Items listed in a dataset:
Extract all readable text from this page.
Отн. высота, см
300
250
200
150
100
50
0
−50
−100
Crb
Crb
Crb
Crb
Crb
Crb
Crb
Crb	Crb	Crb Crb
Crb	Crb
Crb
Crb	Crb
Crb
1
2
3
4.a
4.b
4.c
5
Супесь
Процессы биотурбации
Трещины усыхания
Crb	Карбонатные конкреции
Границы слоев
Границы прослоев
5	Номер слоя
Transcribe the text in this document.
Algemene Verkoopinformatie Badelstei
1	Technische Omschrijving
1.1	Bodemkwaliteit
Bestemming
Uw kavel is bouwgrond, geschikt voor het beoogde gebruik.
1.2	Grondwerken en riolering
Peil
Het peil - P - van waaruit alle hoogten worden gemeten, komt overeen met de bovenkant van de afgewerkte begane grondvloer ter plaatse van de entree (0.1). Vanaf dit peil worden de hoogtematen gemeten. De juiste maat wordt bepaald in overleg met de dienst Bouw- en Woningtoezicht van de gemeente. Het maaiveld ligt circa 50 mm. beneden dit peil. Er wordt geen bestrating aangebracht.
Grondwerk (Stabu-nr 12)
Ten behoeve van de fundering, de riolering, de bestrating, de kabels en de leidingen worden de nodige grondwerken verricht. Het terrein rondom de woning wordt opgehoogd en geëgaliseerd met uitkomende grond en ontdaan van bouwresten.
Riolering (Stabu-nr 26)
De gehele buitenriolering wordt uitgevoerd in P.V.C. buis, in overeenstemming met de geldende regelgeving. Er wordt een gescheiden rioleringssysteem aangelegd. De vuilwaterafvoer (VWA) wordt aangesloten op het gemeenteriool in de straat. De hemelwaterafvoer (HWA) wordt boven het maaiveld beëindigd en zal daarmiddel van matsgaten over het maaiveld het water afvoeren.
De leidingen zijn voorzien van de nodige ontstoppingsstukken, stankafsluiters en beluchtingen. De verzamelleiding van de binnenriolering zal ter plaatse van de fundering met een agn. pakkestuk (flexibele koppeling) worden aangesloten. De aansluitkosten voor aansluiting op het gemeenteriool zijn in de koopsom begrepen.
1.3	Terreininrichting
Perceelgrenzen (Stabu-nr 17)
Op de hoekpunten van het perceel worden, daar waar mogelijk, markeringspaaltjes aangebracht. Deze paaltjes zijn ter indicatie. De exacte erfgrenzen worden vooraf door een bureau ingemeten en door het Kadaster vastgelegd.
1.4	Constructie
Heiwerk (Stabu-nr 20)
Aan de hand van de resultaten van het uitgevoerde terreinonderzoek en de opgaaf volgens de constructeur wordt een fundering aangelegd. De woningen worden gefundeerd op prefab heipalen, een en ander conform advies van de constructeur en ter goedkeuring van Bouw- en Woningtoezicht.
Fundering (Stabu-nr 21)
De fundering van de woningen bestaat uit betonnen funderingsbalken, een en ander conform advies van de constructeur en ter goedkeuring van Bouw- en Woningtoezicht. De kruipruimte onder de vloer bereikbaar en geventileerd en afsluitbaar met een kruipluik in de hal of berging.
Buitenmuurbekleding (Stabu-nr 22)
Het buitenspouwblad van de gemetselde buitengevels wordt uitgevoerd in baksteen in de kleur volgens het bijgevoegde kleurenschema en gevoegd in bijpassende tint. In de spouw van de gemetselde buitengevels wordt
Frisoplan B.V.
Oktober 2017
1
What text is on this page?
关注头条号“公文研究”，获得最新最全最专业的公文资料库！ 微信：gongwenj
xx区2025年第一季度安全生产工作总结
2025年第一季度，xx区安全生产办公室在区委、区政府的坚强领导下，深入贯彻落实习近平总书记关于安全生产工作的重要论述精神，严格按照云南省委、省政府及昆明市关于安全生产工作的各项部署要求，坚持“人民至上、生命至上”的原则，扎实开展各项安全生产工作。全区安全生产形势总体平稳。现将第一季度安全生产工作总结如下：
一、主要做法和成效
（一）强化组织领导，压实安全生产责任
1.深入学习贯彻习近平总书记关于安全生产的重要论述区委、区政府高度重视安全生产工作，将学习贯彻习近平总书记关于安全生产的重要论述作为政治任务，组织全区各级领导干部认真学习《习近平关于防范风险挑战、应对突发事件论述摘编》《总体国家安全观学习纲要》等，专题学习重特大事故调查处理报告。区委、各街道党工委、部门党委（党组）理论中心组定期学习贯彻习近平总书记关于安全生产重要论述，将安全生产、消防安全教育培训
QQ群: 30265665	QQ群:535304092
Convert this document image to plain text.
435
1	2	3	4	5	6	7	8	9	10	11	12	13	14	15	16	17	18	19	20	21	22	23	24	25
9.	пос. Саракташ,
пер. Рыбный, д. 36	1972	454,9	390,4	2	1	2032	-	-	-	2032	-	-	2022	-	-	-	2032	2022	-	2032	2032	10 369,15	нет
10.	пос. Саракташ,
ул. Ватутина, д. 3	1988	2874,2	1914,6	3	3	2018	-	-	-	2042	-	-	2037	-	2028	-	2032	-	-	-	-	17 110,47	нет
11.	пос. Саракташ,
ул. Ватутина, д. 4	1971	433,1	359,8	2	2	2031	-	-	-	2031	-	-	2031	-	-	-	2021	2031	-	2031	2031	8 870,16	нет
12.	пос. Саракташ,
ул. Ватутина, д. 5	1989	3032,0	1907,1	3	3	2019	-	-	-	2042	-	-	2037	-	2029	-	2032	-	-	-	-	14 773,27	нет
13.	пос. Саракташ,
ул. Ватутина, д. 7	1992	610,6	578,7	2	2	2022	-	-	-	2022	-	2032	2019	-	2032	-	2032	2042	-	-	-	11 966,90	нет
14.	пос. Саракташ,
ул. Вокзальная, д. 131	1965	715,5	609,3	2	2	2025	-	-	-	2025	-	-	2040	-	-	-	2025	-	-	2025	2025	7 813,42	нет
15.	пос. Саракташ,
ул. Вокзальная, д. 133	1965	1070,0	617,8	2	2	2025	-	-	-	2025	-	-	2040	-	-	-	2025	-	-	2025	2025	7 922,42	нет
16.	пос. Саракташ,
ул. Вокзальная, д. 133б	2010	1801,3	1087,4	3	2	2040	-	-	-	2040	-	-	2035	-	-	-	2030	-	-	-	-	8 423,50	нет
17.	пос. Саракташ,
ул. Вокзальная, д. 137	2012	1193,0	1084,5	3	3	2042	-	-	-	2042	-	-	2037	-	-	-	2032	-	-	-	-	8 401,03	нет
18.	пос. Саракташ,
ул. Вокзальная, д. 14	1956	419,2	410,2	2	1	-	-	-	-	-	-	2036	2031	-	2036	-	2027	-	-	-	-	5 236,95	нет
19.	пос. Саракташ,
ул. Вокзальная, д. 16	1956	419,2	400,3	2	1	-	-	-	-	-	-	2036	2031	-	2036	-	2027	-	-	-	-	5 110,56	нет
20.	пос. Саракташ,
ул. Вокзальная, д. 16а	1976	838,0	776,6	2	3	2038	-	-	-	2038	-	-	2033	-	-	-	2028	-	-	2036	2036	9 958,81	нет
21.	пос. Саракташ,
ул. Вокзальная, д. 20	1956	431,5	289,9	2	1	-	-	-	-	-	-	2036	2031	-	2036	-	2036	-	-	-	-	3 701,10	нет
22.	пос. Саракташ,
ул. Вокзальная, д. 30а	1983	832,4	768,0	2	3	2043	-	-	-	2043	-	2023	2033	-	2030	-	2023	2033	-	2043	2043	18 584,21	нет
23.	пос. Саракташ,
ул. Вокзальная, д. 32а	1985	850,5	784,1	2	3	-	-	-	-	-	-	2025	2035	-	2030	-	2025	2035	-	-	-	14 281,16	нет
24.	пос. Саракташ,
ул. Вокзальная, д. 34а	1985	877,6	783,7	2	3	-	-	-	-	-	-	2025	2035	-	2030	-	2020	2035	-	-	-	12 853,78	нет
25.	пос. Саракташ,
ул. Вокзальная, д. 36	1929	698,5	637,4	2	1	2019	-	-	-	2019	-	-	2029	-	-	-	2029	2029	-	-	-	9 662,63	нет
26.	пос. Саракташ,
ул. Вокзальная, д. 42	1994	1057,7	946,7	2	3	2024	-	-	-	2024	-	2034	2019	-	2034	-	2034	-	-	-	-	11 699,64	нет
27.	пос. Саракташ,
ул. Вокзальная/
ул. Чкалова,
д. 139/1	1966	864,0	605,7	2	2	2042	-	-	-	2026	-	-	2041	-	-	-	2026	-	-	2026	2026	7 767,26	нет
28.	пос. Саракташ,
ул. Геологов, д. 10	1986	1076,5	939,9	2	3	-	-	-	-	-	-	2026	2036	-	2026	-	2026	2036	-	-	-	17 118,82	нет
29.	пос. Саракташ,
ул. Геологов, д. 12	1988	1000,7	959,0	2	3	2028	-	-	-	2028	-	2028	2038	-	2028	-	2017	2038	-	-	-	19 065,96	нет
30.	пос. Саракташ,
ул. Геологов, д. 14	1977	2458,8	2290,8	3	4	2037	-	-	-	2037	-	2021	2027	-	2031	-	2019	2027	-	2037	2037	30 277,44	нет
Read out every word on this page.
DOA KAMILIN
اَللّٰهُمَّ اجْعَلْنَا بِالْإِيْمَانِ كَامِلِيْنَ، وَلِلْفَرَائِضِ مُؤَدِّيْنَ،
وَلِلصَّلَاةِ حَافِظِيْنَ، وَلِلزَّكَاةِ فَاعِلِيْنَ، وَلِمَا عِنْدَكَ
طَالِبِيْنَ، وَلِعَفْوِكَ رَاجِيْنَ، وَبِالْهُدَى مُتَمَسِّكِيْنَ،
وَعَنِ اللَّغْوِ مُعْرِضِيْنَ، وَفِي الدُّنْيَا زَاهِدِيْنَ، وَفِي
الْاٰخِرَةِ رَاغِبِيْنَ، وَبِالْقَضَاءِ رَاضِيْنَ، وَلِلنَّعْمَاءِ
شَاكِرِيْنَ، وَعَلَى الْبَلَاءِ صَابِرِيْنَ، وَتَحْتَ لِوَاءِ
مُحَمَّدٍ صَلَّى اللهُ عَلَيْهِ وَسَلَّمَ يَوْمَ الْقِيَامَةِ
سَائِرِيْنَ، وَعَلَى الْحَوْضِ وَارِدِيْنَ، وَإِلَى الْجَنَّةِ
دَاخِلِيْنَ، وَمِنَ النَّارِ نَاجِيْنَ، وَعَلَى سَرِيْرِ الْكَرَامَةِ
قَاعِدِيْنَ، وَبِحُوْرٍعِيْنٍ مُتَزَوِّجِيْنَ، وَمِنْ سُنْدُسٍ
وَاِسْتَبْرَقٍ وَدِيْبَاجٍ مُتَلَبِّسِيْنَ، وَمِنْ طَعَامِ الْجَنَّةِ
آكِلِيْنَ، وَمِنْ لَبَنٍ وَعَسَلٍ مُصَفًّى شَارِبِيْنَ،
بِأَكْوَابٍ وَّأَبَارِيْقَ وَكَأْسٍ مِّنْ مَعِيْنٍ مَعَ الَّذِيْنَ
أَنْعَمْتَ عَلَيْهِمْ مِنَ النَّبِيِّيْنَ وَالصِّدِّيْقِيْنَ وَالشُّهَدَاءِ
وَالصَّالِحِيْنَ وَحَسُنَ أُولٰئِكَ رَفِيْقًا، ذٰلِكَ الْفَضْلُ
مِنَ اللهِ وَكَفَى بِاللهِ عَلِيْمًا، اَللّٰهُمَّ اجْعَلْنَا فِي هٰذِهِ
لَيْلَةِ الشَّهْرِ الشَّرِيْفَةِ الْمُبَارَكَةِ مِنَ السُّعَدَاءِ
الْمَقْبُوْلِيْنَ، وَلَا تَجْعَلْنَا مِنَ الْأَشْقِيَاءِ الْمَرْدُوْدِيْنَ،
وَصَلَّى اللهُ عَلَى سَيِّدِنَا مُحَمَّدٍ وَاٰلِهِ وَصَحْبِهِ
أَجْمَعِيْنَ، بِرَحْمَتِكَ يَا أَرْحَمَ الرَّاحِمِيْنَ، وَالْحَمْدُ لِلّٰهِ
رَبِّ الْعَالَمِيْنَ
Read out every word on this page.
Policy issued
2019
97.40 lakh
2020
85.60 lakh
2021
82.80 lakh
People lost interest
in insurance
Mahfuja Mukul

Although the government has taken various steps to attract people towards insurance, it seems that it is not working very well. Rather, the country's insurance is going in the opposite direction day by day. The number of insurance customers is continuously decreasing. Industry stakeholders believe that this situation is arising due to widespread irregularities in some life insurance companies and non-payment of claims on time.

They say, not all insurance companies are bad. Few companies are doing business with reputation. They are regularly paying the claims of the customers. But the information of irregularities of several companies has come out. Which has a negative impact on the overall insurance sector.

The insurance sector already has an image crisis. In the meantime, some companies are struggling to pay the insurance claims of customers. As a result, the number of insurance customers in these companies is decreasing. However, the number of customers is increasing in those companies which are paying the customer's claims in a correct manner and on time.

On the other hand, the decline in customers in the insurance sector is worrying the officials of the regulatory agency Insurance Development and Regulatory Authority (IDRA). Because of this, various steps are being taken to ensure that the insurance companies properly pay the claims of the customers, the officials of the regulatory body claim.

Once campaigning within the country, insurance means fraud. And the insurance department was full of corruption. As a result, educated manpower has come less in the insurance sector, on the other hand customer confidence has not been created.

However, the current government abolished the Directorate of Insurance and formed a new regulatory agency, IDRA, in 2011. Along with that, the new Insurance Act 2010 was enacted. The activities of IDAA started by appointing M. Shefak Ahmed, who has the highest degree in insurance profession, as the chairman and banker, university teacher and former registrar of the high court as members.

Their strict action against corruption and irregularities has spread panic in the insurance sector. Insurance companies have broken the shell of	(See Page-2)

§ **Brief**:
Filter the data, keeping only the lines that contain "document".

§ **Solution to the problem**:
Transcribe the text in this document.
Convert this document image to plain text.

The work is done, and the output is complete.